Stored items:
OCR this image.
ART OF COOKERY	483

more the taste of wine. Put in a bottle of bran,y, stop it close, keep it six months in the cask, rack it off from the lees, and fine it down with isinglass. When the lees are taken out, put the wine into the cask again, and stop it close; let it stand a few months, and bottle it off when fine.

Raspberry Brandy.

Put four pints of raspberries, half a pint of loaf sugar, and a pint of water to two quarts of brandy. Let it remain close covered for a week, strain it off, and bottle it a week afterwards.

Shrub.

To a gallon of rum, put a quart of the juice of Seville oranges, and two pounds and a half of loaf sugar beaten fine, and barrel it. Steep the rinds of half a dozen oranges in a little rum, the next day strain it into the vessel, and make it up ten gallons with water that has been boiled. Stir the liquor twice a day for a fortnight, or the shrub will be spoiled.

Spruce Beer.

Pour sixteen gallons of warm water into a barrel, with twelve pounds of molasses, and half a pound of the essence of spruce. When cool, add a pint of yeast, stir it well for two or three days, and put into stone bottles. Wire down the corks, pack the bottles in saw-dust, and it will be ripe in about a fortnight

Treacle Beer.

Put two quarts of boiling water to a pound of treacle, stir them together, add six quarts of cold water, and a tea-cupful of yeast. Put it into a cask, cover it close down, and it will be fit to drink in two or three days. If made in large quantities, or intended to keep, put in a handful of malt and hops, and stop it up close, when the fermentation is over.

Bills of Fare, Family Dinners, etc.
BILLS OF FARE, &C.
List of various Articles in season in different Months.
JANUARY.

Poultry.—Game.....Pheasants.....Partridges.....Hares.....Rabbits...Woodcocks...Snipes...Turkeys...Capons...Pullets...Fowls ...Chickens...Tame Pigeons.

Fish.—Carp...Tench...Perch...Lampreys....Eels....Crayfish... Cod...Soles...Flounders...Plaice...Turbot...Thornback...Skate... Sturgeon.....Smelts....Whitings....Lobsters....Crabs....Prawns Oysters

■ Exercise instructions ■
Write out the whole listing again, exactly as it stands.

■ Solved exercise ■
OCR this image.
ART OF COOKERY	483

more the taste of wine. Put in a bottle of bran,y, stop it close, keep it six months in the cask, rack it off from the lees, and fine it down with isinglass. When the lees are taken out, put the wine into the cask again, and stop it close; let it stand a few months, and bottle it off when fine.

Raspberry Brandy.

Put four pints of raspberries, half a pint of loaf sugar, and a pint of water to two quarts of brandy. Let it remain close covered for a week, strain it off, and bottle it a week afterwards.

Shrub.

To a gallon of rum, put a quart of the juice of Seville oranges, and two pounds and a half of loaf sugar beaten fine, and barrel it. Steep the rinds of half a dozen oranges in a little rum, the next day strain it into the vessel, and make it up ten gallons with water that has been boiled. Stir the liquor twice a day for a fortnight, or the shrub will be spoiled.

Spruce Beer.

Pour sixteen gallons of warm water into a barrel, with twelve pounds of molasses, and half a pound of the essence of spruce. When cool, add a pint of yeast, stir it well for two or three days, and put into stone bottles. Wire down the corks, pack the bottles in saw-dust, and it will be ripe in about a fortnight

Treacle Beer.

Put two quarts of boiling water to a pound of treacle, stir them together, add six quarts of cold water, and a tea-cupful of yeast. Put it into a cask, cover it close down, and it will be fit to drink in two or three days. If made in large quantities, or intended to keep, put in a handful of malt and hops, and stop it up close, when the fermentation is over.

Bills of Fare, Family Dinners, etc.
BILLS OF FARE, &C.
List of various Articles in season in different Months.
JANUARY.

Poultry.—Game.....Pheasants.....Partridges.....Hares.....Rabbits...Woodcocks...Snipes...Turkeys...Capons...Pullets...Fowls ...Chickens...Tame Pigeons.

Fish.—Carp...Tench...Perch...Lampreys....Eels....Crayfish... Cod...Soles...Flounders...Plaice...Turbot...Thornback...Skate... Sturgeon.....Smelts....Whitings....Lobsters....Crabs....Prawns Oysters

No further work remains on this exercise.